STATED TASK = All of the material below is to be returned exactly.

MATERIAL SUPPLIED =
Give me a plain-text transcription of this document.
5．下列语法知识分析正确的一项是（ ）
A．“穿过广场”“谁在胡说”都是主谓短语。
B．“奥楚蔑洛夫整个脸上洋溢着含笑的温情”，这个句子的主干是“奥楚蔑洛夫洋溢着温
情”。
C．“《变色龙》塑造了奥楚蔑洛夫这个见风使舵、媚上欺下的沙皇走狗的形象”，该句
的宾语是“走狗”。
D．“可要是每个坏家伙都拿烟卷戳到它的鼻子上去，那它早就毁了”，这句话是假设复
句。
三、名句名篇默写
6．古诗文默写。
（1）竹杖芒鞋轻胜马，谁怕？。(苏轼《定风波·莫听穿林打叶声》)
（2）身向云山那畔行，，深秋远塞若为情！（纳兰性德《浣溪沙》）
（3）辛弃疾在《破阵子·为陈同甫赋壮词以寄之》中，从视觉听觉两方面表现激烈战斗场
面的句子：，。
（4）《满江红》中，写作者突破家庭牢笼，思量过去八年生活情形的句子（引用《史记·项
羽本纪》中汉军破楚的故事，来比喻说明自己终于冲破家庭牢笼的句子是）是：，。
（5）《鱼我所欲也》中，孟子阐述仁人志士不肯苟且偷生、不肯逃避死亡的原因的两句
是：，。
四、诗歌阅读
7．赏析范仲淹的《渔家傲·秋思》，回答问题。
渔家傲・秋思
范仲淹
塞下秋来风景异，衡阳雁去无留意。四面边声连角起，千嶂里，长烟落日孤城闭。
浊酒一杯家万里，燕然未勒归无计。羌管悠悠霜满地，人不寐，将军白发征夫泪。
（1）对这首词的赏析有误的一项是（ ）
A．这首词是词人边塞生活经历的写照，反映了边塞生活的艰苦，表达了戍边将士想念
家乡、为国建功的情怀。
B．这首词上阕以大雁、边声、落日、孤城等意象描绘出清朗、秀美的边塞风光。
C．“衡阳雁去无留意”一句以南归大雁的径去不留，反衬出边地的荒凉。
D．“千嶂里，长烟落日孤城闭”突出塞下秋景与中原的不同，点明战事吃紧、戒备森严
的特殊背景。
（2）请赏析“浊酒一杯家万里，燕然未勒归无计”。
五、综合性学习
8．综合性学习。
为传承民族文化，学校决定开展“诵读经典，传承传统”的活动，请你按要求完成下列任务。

RESPONSE TO THE TASK =
Give me a plain-text transcription of this document.
5．下列语法知识分析正确的一项是（ ）
A．“穿过广场”“谁在胡说”都是主谓短语。
B．“奥楚蔑洛夫整个脸上洋溢着含笑的温情”，这个句子的主干是“奥楚蔑洛夫洋溢着温
情”。
C．“《变色龙》塑造了奥楚蔑洛夫这个见风使舵、媚上欺下的沙皇走狗的形象”，该句
的宾语是“走狗”。
D．“可要是每个坏家伙都拿烟卷戳到它的鼻子上去，那它早就毁了”，这句话是假设复
句。
三、名句名篇默写
6．古诗文默写。
（1）竹杖芒鞋轻胜马，谁怕？。(苏轼《定风波·莫听穿林打叶声》)
（2）身向云山那畔行，，深秋远塞若为情！（纳兰性德《浣溪沙》）
（3）辛弃疾在《破阵子·为陈同甫赋壮词以寄之》中，从视觉听觉两方面表现激烈战斗场
面的句子：，。
（4）《满江红》中，写作者突破家庭牢笼，思量过去八年生活情形的句子（引用《史记·项
羽本纪》中汉军破楚的故事，来比喻说明自己终于冲破家庭牢笼的句子是）是：，。
（5）《鱼我所欲也》中，孟子阐述仁人志士不肯苟且偷生、不肯逃避死亡的原因的两句
是：，。
四、诗歌阅读
7．赏析范仲淹的《渔家傲·秋思》，回答问题。
渔家傲・秋思
范仲淹
塞下秋来风景异，衡阳雁去无留意。四面边声连角起，千嶂里，长烟落日孤城闭。
浊酒一杯家万里，燕然未勒归无计。羌管悠悠霜满地，人不寐，将军白发征夫泪。
（1）对这首词的赏析有误的一项是（ ）
A．这首词是词人边塞生活经历的写照，反映了边塞生活的艰苦，表达了戍边将士想念
家乡、为国建功的情怀。
B．这首词上阕以大雁、边声、落日、孤城等意象描绘出清朗、秀美的边塞风光。
C．“衡阳雁去无留意”一句以南归大雁的径去不留，反衬出边地的荒凉。
D．“千嶂里，长烟落日孤城闭”突出塞下秋景与中原的不同，点明战事吃紧、戒备森严
的特殊背景。
（2）请赏析“浊酒一杯家万里，燕然未勒归无计”。
五、综合性学习
8．综合性学习。
为传承民族文化，学校决定开展“诵读经典，传承传统”的活动，请你按要求完成下列任务。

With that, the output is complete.